Structured figure records:
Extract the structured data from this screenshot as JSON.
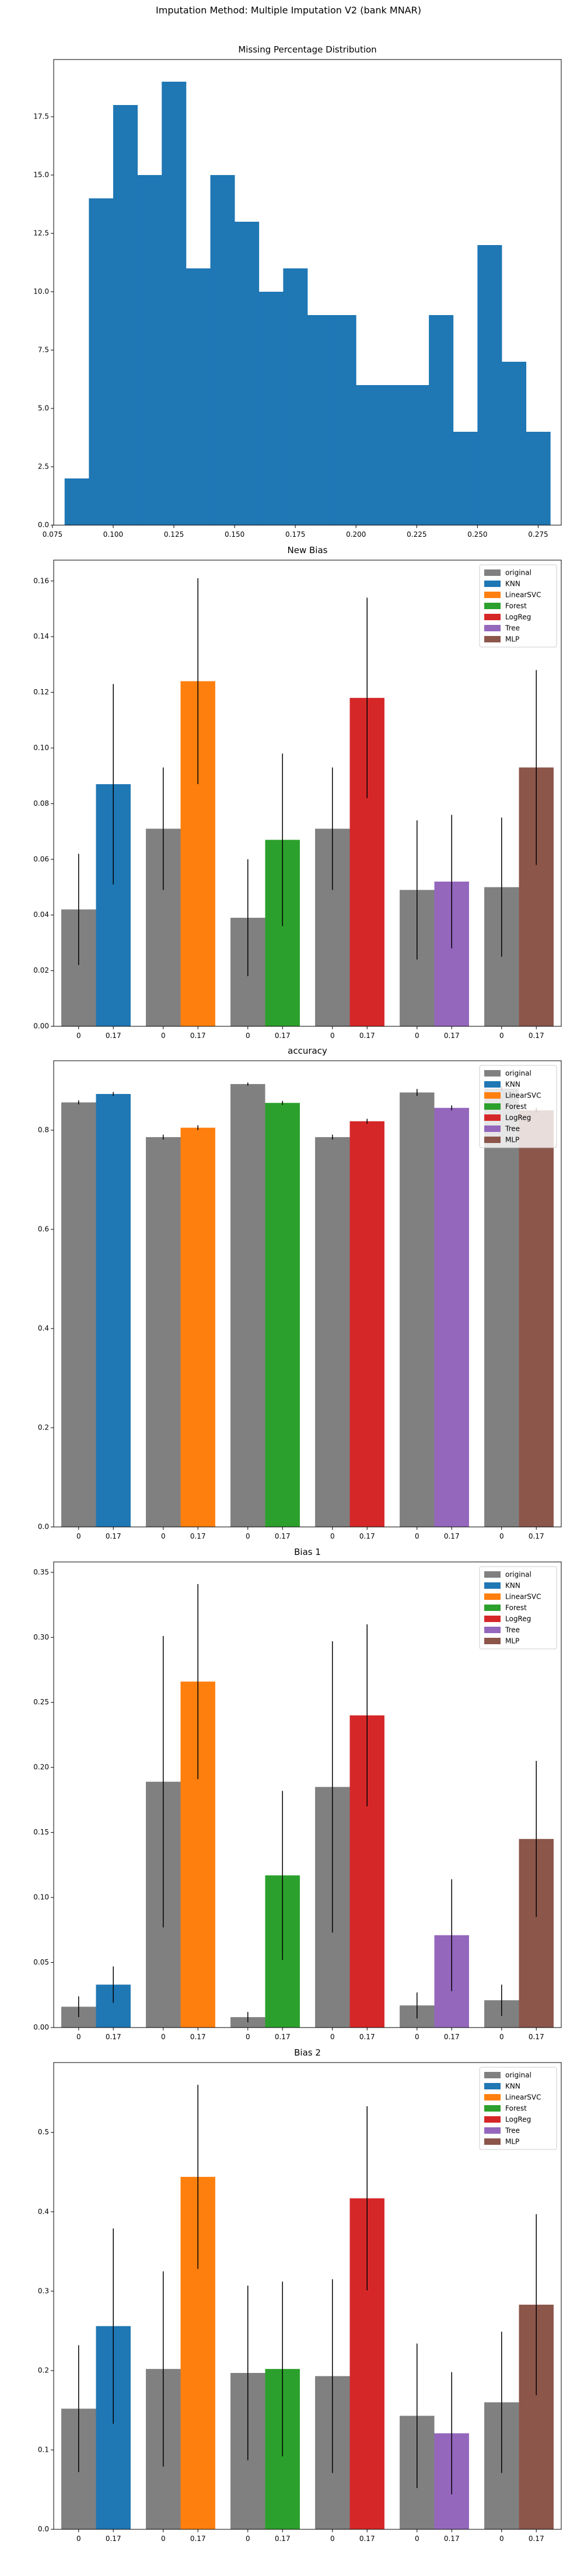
{
  "figure": {
    "suptitle": "Imputation Method: Multiple Imputation V2 (bank MNAR)"
  },
  "colors": {
    "original": "#808080",
    "KNN": "#1f77b4",
    "LinearSVC": "#ff7f0e",
    "Forest": "#2ca02c",
    "LogReg": "#d62728",
    "Tree": "#9467bd",
    "MLP": "#8c564b"
  },
  "chart_data": [
    {
      "type": "bar",
      "title": "Missing Percentage Distribution",
      "xlabel": "",
      "ylabel": "",
      "bin_edges": [
        0.08,
        0.09,
        0.1,
        0.11,
        0.12,
        0.13,
        0.14,
        0.15,
        0.16,
        0.17,
        0.18,
        0.19,
        0.2,
        0.21,
        0.22,
        0.23,
        0.24,
        0.25,
        0.26,
        0.27,
        0.28
      ],
      "counts": [
        2,
        14,
        18,
        15,
        19,
        11,
        15,
        13,
        10,
        11,
        9,
        9,
        6,
        6,
        6,
        9,
        4,
        12,
        7,
        4
      ],
      "xlim": [
        0.0755,
        0.2845
      ],
      "ylim": [
        0,
        19.95
      ],
      "xticks": [
        0.075,
        0.1,
        0.125,
        0.15,
        0.175,
        0.2,
        0.225,
        0.25,
        0.275
      ],
      "xtick_labels": [
        "0.075",
        "0.100",
        "0.125",
        "0.150",
        "0.175",
        "0.200",
        "0.225",
        "0.250",
        "0.275"
      ],
      "yticks": [
        0,
        2.5,
        5,
        7.5,
        10,
        12.5,
        15,
        17.5
      ],
      "ytick_labels": [
        "0.0",
        "2.5",
        "5.0",
        "7.5",
        "10.0",
        "12.5",
        "15.0",
        "17.5"
      ],
      "color": "#1f77b4",
      "grid": false
    },
    {
      "type": "bar",
      "title": "New Bias",
      "xlabel": "",
      "ylabel": "",
      "ylim": [
        0,
        0.1675
      ],
      "yticks": [
        0,
        0.02,
        0.04,
        0.06,
        0.08,
        0.1,
        0.12,
        0.14,
        0.16
      ],
      "ytick_labels": [
        "0.00",
        "0.02",
        "0.04",
        "0.06",
        "0.08",
        "0.10",
        "0.12",
        "0.14",
        "0.16"
      ],
      "tick_labels": [
        "0",
        "0.17"
      ],
      "legend": [
        "original",
        "KNN",
        "LinearSVC",
        "Forest",
        "LogReg",
        "Tree",
        "MLP"
      ],
      "legend_position": "top-right",
      "groups": [
        {
          "name": "KNN",
          "original": 0.042,
          "original_err": 0.02,
          "value": 0.087,
          "err": 0.036
        },
        {
          "name": "LinearSVC",
          "original": 0.071,
          "original_err": 0.022,
          "value": 0.124,
          "err": 0.037
        },
        {
          "name": "Forest",
          "original": 0.039,
          "original_err": 0.021,
          "value": 0.067,
          "err": 0.031
        },
        {
          "name": "LogReg",
          "original": 0.071,
          "original_err": 0.022,
          "value": 0.118,
          "err": 0.036
        },
        {
          "name": "Tree",
          "original": 0.049,
          "original_err": 0.025,
          "value": 0.052,
          "err": 0.024
        },
        {
          "name": "MLP",
          "original": 0.05,
          "original_err": 0.025,
          "value": 0.093,
          "err": 0.035
        }
      ]
    },
    {
      "type": "bar",
      "title": "accuracy",
      "xlabel": "",
      "ylabel": "",
      "ylim": [
        0,
        0.94
      ],
      "yticks": [
        0,
        0.2,
        0.4,
        0.6,
        0.8
      ],
      "ytick_labels": [
        "0.0",
        "0.2",
        "0.4",
        "0.6",
        "0.8"
      ],
      "tick_labels": [
        "0",
        "0.17"
      ],
      "legend": [
        "original",
        "KNN",
        "LinearSVC",
        "Forest",
        "LogReg",
        "Tree",
        "MLP"
      ],
      "legend_position": "top-right",
      "groups": [
        {
          "name": "KNN",
          "original": 0.856,
          "original_err": 0.004,
          "value": 0.873,
          "err": 0.004
        },
        {
          "name": "LinearSVC",
          "original": 0.786,
          "original_err": 0.005,
          "value": 0.805,
          "err": 0.005
        },
        {
          "name": "Forest",
          "original": 0.893,
          "original_err": 0.003,
          "value": 0.855,
          "err": 0.004
        },
        {
          "name": "LogReg",
          "original": 0.786,
          "original_err": 0.005,
          "value": 0.818,
          "err": 0.005
        },
        {
          "name": "Tree",
          "original": 0.876,
          "original_err": 0.007,
          "value": 0.845,
          "err": 0.005
        },
        {
          "name": "MLP",
          "original": 0.884,
          "original_err": 0.004,
          "value": 0.84,
          "err": 0.005
        }
      ]
    },
    {
      "type": "bar",
      "title": "Bias 1",
      "xlabel": "",
      "ylabel": "",
      "ylim": [
        0,
        0.358
      ],
      "yticks": [
        0,
        0.05,
        0.1,
        0.15,
        0.2,
        0.25,
        0.3,
        0.35
      ],
      "ytick_labels": [
        "0.00",
        "0.05",
        "0.10",
        "0.15",
        "0.20",
        "0.25",
        "0.30",
        "0.35"
      ],
      "tick_labels": [
        "0",
        "0.17"
      ],
      "legend": [
        "original",
        "KNN",
        "LinearSVC",
        "Forest",
        "LogReg",
        "Tree",
        "MLP"
      ],
      "legend_position": "top-right",
      "groups": [
        {
          "name": "KNN",
          "original": 0.016,
          "original_err": 0.008,
          "value": 0.033,
          "err": 0.014
        },
        {
          "name": "LinearSVC",
          "original": 0.189,
          "original_err": 0.112,
          "value": 0.266,
          "err": 0.075
        },
        {
          "name": "Forest",
          "original": 0.008,
          "original_err": 0.004,
          "value": 0.117,
          "err": 0.065
        },
        {
          "name": "LogReg",
          "original": 0.185,
          "original_err": 0.112,
          "value": 0.24,
          "err": 0.07
        },
        {
          "name": "Tree",
          "original": 0.017,
          "original_err": 0.01,
          "value": 0.071,
          "err": 0.043
        },
        {
          "name": "MLP",
          "original": 0.021,
          "original_err": 0.012,
          "value": 0.145,
          "err": 0.06
        }
      ]
    },
    {
      "type": "bar",
      "title": "Bias 2",
      "xlabel": "",
      "ylabel": "",
      "ylim": [
        0,
        0.588
      ],
      "yticks": [
        0,
        0.1,
        0.2,
        0.3,
        0.4,
        0.5
      ],
      "ytick_labels": [
        "0.0",
        "0.1",
        "0.2",
        "0.3",
        "0.4",
        "0.5"
      ],
      "tick_labels": [
        "0",
        "0.17"
      ],
      "legend": [
        "original",
        "KNN",
        "LinearSVC",
        "Forest",
        "LogReg",
        "Tree",
        "MLP"
      ],
      "legend_position": "top-right",
      "groups": [
        {
          "name": "KNN",
          "original": 0.152,
          "original_err": 0.08,
          "value": 0.256,
          "err": 0.123
        },
        {
          "name": "LinearSVC",
          "original": 0.202,
          "original_err": 0.123,
          "value": 0.444,
          "err": 0.116
        },
        {
          "name": "Forest",
          "original": 0.197,
          "original_err": 0.11,
          "value": 0.202,
          "err": 0.11
        },
        {
          "name": "LogReg",
          "original": 0.193,
          "original_err": 0.122,
          "value": 0.417,
          "err": 0.116
        },
        {
          "name": "Tree",
          "original": 0.143,
          "original_err": 0.091,
          "value": 0.121,
          "err": 0.077
        },
        {
          "name": "MLP",
          "original": 0.16,
          "original_err": 0.089,
          "value": 0.283,
          "err": 0.114
        }
      ]
    }
  ]
}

[SHORT TASK]
Leave out all pictures, then copy the remaining material exactly.

[OUTPUT OF THE TASK]
Extract the structured data from this screenshot as JSON.
{
  "figure": {
    "suptitle": "Imputation Method: Multiple Imputation V2 (bank MNAR)"
  },
  "colors": {
    "original": "#808080",
    "KNN": "#1f77b4",
    "LinearSVC": "#ff7f0e",
    "Forest": "#2ca02c",
    "LogReg": "#d62728",
    "Tree": "#9467bd",
    "MLP": "#8c564b"
  },
  "chart_data": [
    {
      "type": "bar",
      "title": "Missing Percentage Distribution",
      "xlabel": "",
      "ylabel": "",
      "bin_edges": [
        0.08,
        0.09,
        0.1,
        0.11,
        0.12,
        0.13,
        0.14,
        0.15,
        0.16,
        0.17,
        0.18,
        0.19,
        0.2,
        0.21,
        0.22,
        0.23,
        0.24,
        0.25,
        0.26,
        0.27,
        0.28
      ],
      "counts": [
        2,
        14,
        18,
        15,
        19,
        11,
        15,
        13,
        10,
        11,
        9,
        9,
        6,
        6,
        6,
        9,
        4,
        12,
        7,
        4
      ],
      "xlim": [
        0.0755,
        0.2845
      ],
      "ylim": [
        0,
        19.95
      ],
      "xticks": [
        0.075,
        0.1,
        0.125,
        0.15,
        0.175,
        0.2,
        0.225,
        0.25,
        0.275
      ],
      "xtick_labels": [
        "0.075",
        "0.100",
        "0.125",
        "0.150",
        "0.175",
        "0.200",
        "0.225",
        "0.250",
        "0.275"
      ],
      "yticks": [
        0,
        2.5,
        5,
        7.5,
        10,
        12.5,
        15,
        17.5
      ],
      "ytick_labels": [
        "0.0",
        "2.5",
        "5.0",
        "7.5",
        "10.0",
        "12.5",
        "15.0",
        "17.5"
      ],
      "color": "#1f77b4",
      "grid": false
    },
    {
      "type": "bar",
      "title": "New Bias",
      "xlabel": "",
      "ylabel": "",
      "ylim": [
        0,
        0.1675
      ],
      "yticks": [
        0,
        0.02,
        0.04,
        0.06,
        0.08,
        0.1,
        0.12,
        0.14,
        0.16
      ],
      "ytick_labels": [
        "0.00",
        "0.02",
        "0.04",
        "0.06",
        "0.08",
        "0.10",
        "0.12",
        "0.14",
        "0.16"
      ],
      "tick_labels": [
        "0",
        "0.17"
      ],
      "legend": [
        "original",
        "KNN",
        "LinearSVC",
        "Forest",
        "LogReg",
        "Tree",
        "MLP"
      ],
      "legend_position": "top-right",
      "groups": [
        {
          "name": "KNN",
          "original": 0.042,
          "original_err": 0.02,
          "value": 0.087,
          "err": 0.036
        },
        {
          "name": "LinearSVC",
          "original": 0.071,
          "original_err": 0.022,
          "value": 0.124,
          "err": 0.037
        },
        {
          "name": "Forest",
          "original": 0.039,
          "original_err": 0.021,
          "value": 0.067,
          "err": 0.031
        },
        {
          "name": "LogReg",
          "original": 0.071,
          "original_err": 0.022,
          "value": 0.118,
          "err": 0.036
        },
        {
          "name": "Tree",
          "original": 0.049,
          "original_err": 0.025,
          "value": 0.052,
          "err": 0.024
        },
        {
          "name": "MLP",
          "original": 0.05,
          "original_err": 0.025,
          "value": 0.093,
          "err": 0.035
        }
      ]
    },
    {
      "type": "bar",
      "title": "accuracy",
      "xlabel": "",
      "ylabel": "",
      "ylim": [
        0,
        0.94
      ],
      "yticks": [
        0,
        0.2,
        0.4,
        0.6,
        0.8
      ],
      "ytick_labels": [
        "0.0",
        "0.2",
        "0.4",
        "0.6",
        "0.8"
      ],
      "tick_labels": [
        "0",
        "0.17"
      ],
      "legend": [
        "original",
        "KNN",
        "LinearSVC",
        "Forest",
        "LogReg",
        "Tree",
        "MLP"
      ],
      "legend_position": "top-right",
      "groups": [
        {
          "name": "KNN",
          "original": 0.856,
          "original_err": 0.004,
          "value": 0.873,
          "err": 0.004
        },
        {
          "name": "LinearSVC",
          "original": 0.786,
          "original_err": 0.005,
          "value": 0.805,
          "err": 0.005
        },
        {
          "name": "Forest",
          "original": 0.893,
          "original_err": 0.003,
          "value": 0.855,
          "err": 0.004
        },
        {
          "name": "LogReg",
          "original": 0.786,
          "original_err": 0.005,
          "value": 0.818,
          "err": 0.005
        },
        {
          "name": "Tree",
          "original": 0.876,
          "original_err": 0.007,
          "value": 0.845,
          "err": 0.005
        },
        {
          "name": "MLP",
          "original": 0.884,
          "original_err": 0.004,
          "value": 0.84,
          "err": 0.005
        }
      ]
    },
    {
      "type": "bar",
      "title": "Bias 1",
      "xlabel": "",
      "ylabel": "",
      "ylim": [
        0,
        0.358
      ],
      "yticks": [
        0,
        0.05,
        0.1,
        0.15,
        0.2,
        0.25,
        0.3,
        0.35
      ],
      "ytick_labels": [
        "0.00",
        "0.05",
        "0.10",
        "0.15",
        "0.20",
        "0.25",
        "0.30",
        "0.35"
      ],
      "tick_labels": [
        "0",
        "0.17"
      ],
      "legend": [
        "original",
        "KNN",
        "LinearSVC",
        "Forest",
        "LogReg",
        "Tree",
        "MLP"
      ],
      "legend_position": "top-right",
      "groups": [
        {
          "name": "KNN",
          "original": 0.016,
          "original_err": 0.008,
          "value": 0.033,
          "err": 0.014
        },
        {
          "name": "LinearSVC",
          "original": 0.189,
          "original_err": 0.112,
          "value": 0.266,
          "err": 0.075
        },
        {
          "name": "Forest",
          "original": 0.008,
          "original_err": 0.004,
          "value": 0.117,
          "err": 0.065
        },
        {
          "name": "LogReg",
          "original": 0.185,
          "original_err": 0.112,
          "value": 0.24,
          "err": 0.07
        },
        {
          "name": "Tree",
          "original": 0.017,
          "original_err": 0.01,
          "value": 0.071,
          "err": 0.043
        },
        {
          "name": "MLP",
          "original": 0.021,
          "original_err": 0.012,
          "value": 0.145,
          "err": 0.06
        }
      ]
    },
    {
      "type": "bar",
      "title": "Bias 2",
      "xlabel": "",
      "ylabel": "",
      "ylim": [
        0,
        0.588
      ],
      "yticks": [
        0,
        0.1,
        0.2,
        0.3,
        0.4,
        0.5
      ],
      "ytick_labels": [
        "0.0",
        "0.1",
        "0.2",
        "0.3",
        "0.4",
        "0.5"
      ],
      "tick_labels": [
        "0",
        "0.17"
      ],
      "legend": [
        "original",
        "KNN",
        "LinearSVC",
        "Forest",
        "LogReg",
        "Tree",
        "MLP"
      ],
      "legend_position": "top-right",
      "groups": [
        {
          "name": "KNN",
          "original": 0.152,
          "original_err": 0.08,
          "value": 0.256,
          "err": 0.123
        },
        {
          "name": "LinearSVC",
          "original": 0.202,
          "original_err": 0.123,
          "value": 0.444,
          "err": 0.116
        },
        {
          "name": "Forest",
          "original": 0.197,
          "original_err": 0.11,
          "value": 0.202,
          "err": 0.11
        },
        {
          "name": "LogReg",
          "original": 0.193,
          "original_err": 0.122,
          "value": 0.417,
          "err": 0.116
        },
        {
          "name": "Tree",
          "original": 0.143,
          "original_err": 0.091,
          "value": 0.121,
          "err": 0.077
        },
        {
          "name": "MLP",
          "original": 0.16,
          "original_err": 0.089,
          "value": 0.283,
          "err": 0.114
        }
      ]
    }
  ]
}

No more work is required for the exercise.